↓↓↓

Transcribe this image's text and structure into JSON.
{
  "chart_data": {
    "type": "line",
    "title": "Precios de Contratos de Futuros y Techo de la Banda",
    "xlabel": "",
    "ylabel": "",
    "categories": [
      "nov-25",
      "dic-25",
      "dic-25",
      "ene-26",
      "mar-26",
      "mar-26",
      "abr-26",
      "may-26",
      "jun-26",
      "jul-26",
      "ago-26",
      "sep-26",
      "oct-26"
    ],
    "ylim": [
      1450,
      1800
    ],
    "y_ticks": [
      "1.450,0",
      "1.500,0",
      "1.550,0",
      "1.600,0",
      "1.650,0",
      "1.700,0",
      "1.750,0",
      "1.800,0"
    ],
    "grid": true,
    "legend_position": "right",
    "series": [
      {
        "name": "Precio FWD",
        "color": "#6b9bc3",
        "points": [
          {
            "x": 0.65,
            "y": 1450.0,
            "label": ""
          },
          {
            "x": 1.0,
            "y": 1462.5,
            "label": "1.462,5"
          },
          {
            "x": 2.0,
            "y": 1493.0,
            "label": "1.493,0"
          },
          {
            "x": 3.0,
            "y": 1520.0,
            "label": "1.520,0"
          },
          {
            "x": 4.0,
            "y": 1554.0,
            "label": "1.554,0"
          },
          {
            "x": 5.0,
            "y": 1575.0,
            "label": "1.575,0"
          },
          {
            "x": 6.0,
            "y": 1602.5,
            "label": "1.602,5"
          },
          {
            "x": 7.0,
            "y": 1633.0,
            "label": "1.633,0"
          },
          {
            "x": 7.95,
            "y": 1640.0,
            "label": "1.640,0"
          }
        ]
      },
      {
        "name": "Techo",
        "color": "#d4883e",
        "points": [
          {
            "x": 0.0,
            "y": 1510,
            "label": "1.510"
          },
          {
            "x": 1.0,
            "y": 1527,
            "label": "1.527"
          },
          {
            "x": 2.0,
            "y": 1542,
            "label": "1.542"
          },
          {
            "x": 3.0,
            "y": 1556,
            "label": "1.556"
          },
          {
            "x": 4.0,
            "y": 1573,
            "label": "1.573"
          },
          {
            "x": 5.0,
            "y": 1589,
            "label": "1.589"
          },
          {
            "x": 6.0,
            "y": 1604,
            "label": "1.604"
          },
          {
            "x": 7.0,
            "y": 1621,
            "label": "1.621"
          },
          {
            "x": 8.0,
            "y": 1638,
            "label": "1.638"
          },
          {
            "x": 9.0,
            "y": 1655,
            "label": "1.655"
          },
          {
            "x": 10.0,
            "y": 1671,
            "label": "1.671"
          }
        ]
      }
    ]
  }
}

↑↑↑

**Short exercise**
In the listing above, count each line that holds the string "Techo". Give the number only.

**Full answer**
2